- Problem details:
Output every record below exactly as it appears.

• • • •

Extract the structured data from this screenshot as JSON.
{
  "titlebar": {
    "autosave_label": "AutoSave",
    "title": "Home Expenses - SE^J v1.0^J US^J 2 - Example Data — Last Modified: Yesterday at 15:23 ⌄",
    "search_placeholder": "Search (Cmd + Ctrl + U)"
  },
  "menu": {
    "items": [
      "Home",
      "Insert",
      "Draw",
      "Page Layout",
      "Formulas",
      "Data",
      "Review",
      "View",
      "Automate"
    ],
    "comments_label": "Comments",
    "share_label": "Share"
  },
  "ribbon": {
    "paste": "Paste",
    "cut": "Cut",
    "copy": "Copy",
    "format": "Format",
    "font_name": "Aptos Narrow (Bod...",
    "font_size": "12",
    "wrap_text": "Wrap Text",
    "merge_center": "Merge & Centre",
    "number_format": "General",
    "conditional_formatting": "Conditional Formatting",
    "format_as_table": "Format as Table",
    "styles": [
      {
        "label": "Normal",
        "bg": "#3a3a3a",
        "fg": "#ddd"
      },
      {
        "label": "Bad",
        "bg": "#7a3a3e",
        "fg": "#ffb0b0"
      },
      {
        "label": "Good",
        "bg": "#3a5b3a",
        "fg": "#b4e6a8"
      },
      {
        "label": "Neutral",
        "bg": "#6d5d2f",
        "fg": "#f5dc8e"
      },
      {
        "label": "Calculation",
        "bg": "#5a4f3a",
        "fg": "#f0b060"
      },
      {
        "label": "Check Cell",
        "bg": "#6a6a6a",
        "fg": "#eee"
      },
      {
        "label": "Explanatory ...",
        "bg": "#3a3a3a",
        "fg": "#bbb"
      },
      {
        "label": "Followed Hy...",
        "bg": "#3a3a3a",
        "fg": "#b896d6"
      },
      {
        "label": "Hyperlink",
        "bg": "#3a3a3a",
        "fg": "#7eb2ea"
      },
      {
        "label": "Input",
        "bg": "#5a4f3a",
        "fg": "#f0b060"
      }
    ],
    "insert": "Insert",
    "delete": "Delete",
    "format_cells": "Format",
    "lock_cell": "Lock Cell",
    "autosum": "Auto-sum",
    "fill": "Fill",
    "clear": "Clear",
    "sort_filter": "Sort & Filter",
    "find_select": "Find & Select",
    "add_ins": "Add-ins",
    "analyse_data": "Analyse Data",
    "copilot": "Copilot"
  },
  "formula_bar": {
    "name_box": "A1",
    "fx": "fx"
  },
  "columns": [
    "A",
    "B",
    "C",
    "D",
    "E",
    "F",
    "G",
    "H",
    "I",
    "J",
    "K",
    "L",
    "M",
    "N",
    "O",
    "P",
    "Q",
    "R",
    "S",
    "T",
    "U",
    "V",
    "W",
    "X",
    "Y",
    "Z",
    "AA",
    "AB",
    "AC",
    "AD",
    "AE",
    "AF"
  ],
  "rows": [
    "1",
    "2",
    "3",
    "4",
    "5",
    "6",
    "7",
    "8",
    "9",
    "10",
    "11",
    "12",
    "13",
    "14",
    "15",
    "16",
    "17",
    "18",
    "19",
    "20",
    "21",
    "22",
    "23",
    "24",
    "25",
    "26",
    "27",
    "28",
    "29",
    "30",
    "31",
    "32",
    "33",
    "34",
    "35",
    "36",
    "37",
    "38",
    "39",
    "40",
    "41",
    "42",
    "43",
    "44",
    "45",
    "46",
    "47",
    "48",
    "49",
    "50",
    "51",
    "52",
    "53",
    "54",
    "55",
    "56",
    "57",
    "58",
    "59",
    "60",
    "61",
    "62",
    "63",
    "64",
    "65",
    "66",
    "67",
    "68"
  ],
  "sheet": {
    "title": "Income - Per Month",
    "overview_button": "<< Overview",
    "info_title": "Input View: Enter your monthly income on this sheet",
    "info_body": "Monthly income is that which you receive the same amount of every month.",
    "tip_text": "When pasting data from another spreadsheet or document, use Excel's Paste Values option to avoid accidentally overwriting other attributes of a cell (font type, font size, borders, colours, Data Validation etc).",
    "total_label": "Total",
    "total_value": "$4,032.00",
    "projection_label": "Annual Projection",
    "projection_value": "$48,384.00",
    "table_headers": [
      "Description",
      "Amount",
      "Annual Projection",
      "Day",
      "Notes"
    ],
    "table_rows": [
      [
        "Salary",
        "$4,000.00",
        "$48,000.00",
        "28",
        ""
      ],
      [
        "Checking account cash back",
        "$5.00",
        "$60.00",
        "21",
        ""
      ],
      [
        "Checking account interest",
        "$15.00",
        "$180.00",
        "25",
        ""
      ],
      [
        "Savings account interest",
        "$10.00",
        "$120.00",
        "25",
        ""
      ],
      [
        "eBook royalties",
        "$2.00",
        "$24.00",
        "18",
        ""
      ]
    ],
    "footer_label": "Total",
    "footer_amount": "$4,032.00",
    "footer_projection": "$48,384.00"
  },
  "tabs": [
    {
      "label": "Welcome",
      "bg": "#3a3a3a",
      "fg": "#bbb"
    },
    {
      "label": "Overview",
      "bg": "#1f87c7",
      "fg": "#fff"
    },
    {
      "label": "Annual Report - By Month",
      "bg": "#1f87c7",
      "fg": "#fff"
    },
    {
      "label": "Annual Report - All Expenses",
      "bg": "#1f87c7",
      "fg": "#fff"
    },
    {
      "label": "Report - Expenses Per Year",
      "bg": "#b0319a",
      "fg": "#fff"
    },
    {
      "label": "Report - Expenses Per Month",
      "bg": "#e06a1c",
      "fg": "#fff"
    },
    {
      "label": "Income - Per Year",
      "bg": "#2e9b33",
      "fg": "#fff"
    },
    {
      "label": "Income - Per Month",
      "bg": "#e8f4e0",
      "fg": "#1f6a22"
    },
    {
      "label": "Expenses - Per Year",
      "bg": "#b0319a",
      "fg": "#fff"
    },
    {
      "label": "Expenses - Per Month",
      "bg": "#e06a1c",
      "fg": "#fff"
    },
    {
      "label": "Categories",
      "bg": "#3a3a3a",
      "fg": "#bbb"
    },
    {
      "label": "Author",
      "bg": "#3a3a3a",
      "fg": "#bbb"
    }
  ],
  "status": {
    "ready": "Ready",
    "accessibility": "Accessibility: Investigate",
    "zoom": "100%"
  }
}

• • • •

- Written answer:
Extract the structured data from this screenshot as JSON.
{
  "titlebar": {
    "autosave_label": "AutoSave",
    "title": "Home Expenses - SE^J v1.0^J US^J 2 - Example Data — Last Modified: Yesterday at 15:23 ⌄",
    "search_placeholder": "Search (Cmd + Ctrl + U)"
  },
  "menu": {
    "items": [
      "Home",
      "Insert",
      "Draw",
      "Page Layout",
      "Formulas",
      "Data",
      "Review",
      "View",
      "Automate"
    ],
    "comments_label": "Comments",
    "share_label": "Share"
  },
  "ribbon": {
    "paste": "Paste",
    "cut": "Cut",
    "copy": "Copy",
    "format": "Format",
    "font_name": "Aptos Narrow (Bod...",
    "font_size": "12",
    "wrap_text": "Wrap Text",
    "merge_center": "Merge & Centre",
    "number_format": "General",
    "conditional_formatting": "Conditional Formatting",
    "format_as_table": "Format as Table",
    "styles": [
      {
        "label": "Normal",
        "bg": "#3a3a3a",
        "fg": "#ddd"
      },
      {
        "label": "Bad",
        "bg": "#7a3a3e",
        "fg": "#ffb0b0"
      },
      {
        "label": "Good",
        "bg": "#3a5b3a",
        "fg": "#b4e6a8"
      },
      {
        "label": "Neutral",
        "bg": "#6d5d2f",
        "fg": "#f5dc8e"
      },
      {
        "label": "Calculation",
        "bg": "#5a4f3a",
        "fg": "#f0b060"
      },
      {
        "label": "Check Cell",
        "bg": "#6a6a6a",
        "fg": "#eee"
      },
      {
        "label": "Explanatory ...",
        "bg": "#3a3a3a",
        "fg": "#bbb"
      },
      {
        "label": "Followed Hy...",
        "bg": "#3a3a3a",
        "fg": "#b896d6"
      },
      {
        "label": "Hyperlink",
        "bg": "#3a3a3a",
        "fg": "#7eb2ea"
      },
      {
        "label": "Input",
        "bg": "#5a4f3a",
        "fg": "#f0b060"
      }
    ],
    "insert": "Insert",
    "delete": "Delete",
    "format_cells": "Format",
    "lock_cell": "Lock Cell",
    "autosum": "Auto-sum",
    "fill": "Fill",
    "clear": "Clear",
    "sort_filter": "Sort & Filter",
    "find_select": "Find & Select",
    "add_ins": "Add-ins",
    "analyse_data": "Analyse Data",
    "copilot": "Copilot"
  },
  "formula_bar": {
    "name_box": "A1",
    "fx": "fx"
  },
  "columns": [
    "A",
    "B",
    "C",
    "D",
    "E",
    "F",
    "G",
    "H",
    "I",
    "J",
    "K",
    "L",
    "M",
    "N",
    "O",
    "P",
    "Q",
    "R",
    "S",
    "T",
    "U",
    "V",
    "W",
    "X",
    "Y",
    "Z",
    "AA",
    "AB",
    "AC",
    "AD",
    "AE",
    "AF"
  ],
  "rows": [
    "1",
    "2",
    "3",
    "4",
    "5",
    "6",
    "7",
    "8",
    "9",
    "10",
    "11",
    "12",
    "13",
    "14",
    "15",
    "16",
    "17",
    "18",
    "19",
    "20",
    "21",
    "22",
    "23",
    "24",
    "25",
    "26",
    "27",
    "28",
    "29",
    "30",
    "31",
    "32",
    "33",
    "34",
    "35",
    "36",
    "37",
    "38",
    "39",
    "40",
    "41",
    "42",
    "43",
    "44",
    "45",
    "46",
    "47",
    "48",
    "49",
    "50",
    "51",
    "52",
    "53",
    "54",
    "55",
    "56",
    "57",
    "58",
    "59",
    "60",
    "61",
    "62",
    "63",
    "64",
    "65",
    "66",
    "67",
    "68"
  ],
  "sheet": {
    "title": "Income - Per Month",
    "overview_button": "<< Overview",
    "info_title": "Input View: Enter your monthly income on this sheet",
    "info_body": "Monthly income is that which you receive the same amount of every month.",
    "tip_text": "When pasting data from another spreadsheet or document, use Excel's Paste Values option to avoid accidentally overwriting other attributes of a cell (font type, font size, borders, colours, Data Validation etc).",
    "total_label": "Total",
    "total_value": "$4,032.00",
    "projection_label": "Annual Projection",
    "projection_value": "$48,384.00",
    "table_headers": [
      "Description",
      "Amount",
      "Annual Projection",
      "Day",
      "Notes"
    ],
    "table_rows": [
      [
        "Salary",
        "$4,000.00",
        "$48,000.00",
        "28",
        ""
      ],
      [
        "Checking account cash back",
        "$5.00",
        "$60.00",
        "21",
        ""
      ],
      [
        "Checking account interest",
        "$15.00",
        "$180.00",
        "25",
        ""
      ],
      [
        "Savings account interest",
        "$10.00",
        "$120.00",
        "25",
        ""
      ],
      [
        "eBook royalties",
        "$2.00",
        "$24.00",
        "18",
        ""
      ]
    ],
    "footer_label": "Total",
    "footer_amount": "$4,032.00",
    "footer_projection": "$48,384.00"
  },
  "tabs": [
    {
      "label": "Welcome",
      "bg": "#3a3a3a",
      "fg": "#bbb"
    },
    {
      "label": "Overview",
      "bg": "#1f87c7",
      "fg": "#fff"
    },
    {
      "label": "Annual Report - By Month",
      "bg": "#1f87c7",
      "fg": "#fff"
    },
    {
      "label": "Annual Report - All Expenses",
      "bg": "#1f87c7",
      "fg": "#fff"
    },
    {
      "label": "Report - Expenses Per Year",
      "bg": "#b0319a",
      "fg": "#fff"
    },
    {
      "label": "Report - Expenses Per Month",
      "bg": "#e06a1c",
      "fg": "#fff"
    },
    {
      "label": "Income - Per Year",
      "bg": "#2e9b33",
      "fg": "#fff"
    },
    {
      "label": "Income - Per Month",
      "bg": "#e8f4e0",
      "fg": "#1f6a22"
    },
    {
      "label": "Expenses - Per Year",
      "bg": "#b0319a",
      "fg": "#fff"
    },
    {
      "label": "Expenses - Per Month",
      "bg": "#e06a1c",
      "fg": "#fff"
    },
    {
      "label": "Categories",
      "bg": "#3a3a3a",
      "fg": "#bbb"
    },
    {
      "label": "Author",
      "bg": "#3a3a3a",
      "fg": "#bbb"
    }
  ],
  "status": {
    "ready": "Ready",
    "accessibility": "Accessibility: Investigate",
    "zoom": "100%"
  }
}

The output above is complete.